:: WORK TO DO ::
Omit the images, then print each record below exactly as it reads.

┄┄┄┄┄┄┄┄┄┄┄┄┄┄┄┄┄┄┄┄

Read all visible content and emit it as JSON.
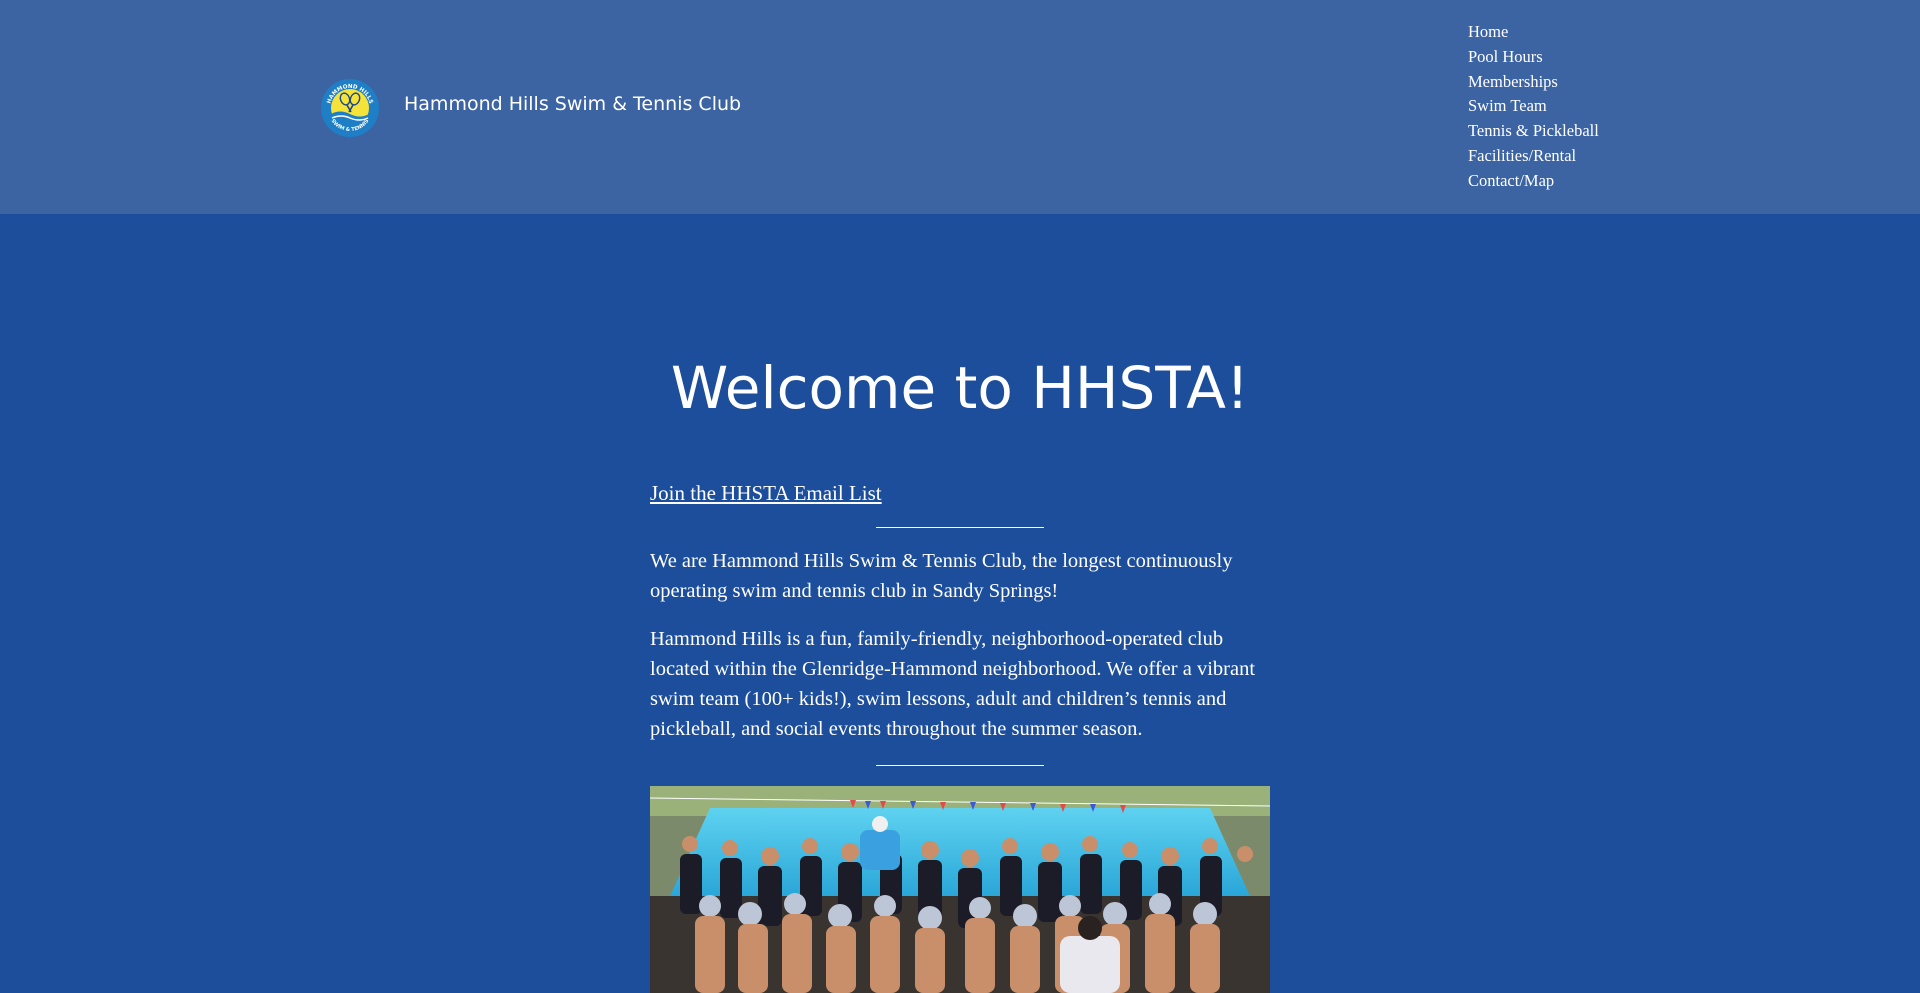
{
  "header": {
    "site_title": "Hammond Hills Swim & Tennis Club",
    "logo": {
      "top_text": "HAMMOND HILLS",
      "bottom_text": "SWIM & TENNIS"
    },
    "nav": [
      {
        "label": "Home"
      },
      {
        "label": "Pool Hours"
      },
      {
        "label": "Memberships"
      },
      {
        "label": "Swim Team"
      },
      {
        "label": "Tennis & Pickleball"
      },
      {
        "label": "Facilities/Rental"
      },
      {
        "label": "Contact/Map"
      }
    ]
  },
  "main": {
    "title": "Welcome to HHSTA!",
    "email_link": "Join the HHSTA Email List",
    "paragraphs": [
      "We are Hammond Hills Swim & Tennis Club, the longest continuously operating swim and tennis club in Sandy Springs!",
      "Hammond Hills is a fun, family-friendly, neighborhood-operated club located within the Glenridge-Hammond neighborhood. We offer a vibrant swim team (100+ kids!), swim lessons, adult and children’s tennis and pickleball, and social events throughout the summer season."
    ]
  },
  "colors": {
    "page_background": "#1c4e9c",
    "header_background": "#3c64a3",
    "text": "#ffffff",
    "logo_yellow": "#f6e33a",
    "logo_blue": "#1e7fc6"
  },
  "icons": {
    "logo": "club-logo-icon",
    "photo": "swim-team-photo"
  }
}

┄┄┄┄┄┄┄┄┄┄┄┄┄┄┄┄┄┄┄┄

:: SOLUTION BELOW ::
Read all visible content and emit it as JSON.
{
  "header": {
    "site_title": "Hammond Hills Swim & Tennis Club",
    "logo": {
      "top_text": "HAMMOND HILLS",
      "bottom_text": "SWIM & TENNIS"
    },
    "nav": [
      {
        "label": "Home"
      },
      {
        "label": "Pool Hours"
      },
      {
        "label": "Memberships"
      },
      {
        "label": "Swim Team"
      },
      {
        "label": "Tennis & Pickleball"
      },
      {
        "label": "Facilities/Rental"
      },
      {
        "label": "Contact/Map"
      }
    ]
  },
  "main": {
    "title": "Welcome to HHSTA!",
    "email_link": "Join the HHSTA Email List",
    "paragraphs": [
      "We are Hammond Hills Swim & Tennis Club, the longest continuously operating swim and tennis club in Sandy Springs!",
      "Hammond Hills is a fun, family-friendly, neighborhood-operated club located within the Glenridge-Hammond neighborhood. We offer a vibrant swim team (100+ kids!), swim lessons, adult and children’s tennis and pickleball, and social events throughout the summer season."
    ]
  },
  "colors": {
    "page_background": "#1c4e9c",
    "header_background": "#3c64a3",
    "text": "#ffffff",
    "logo_yellow": "#f6e33a",
    "logo_blue": "#1e7fc6"
  },
  "icons": {
    "logo": "club-logo-icon",
    "photo": "swim-team-photo"
  }
}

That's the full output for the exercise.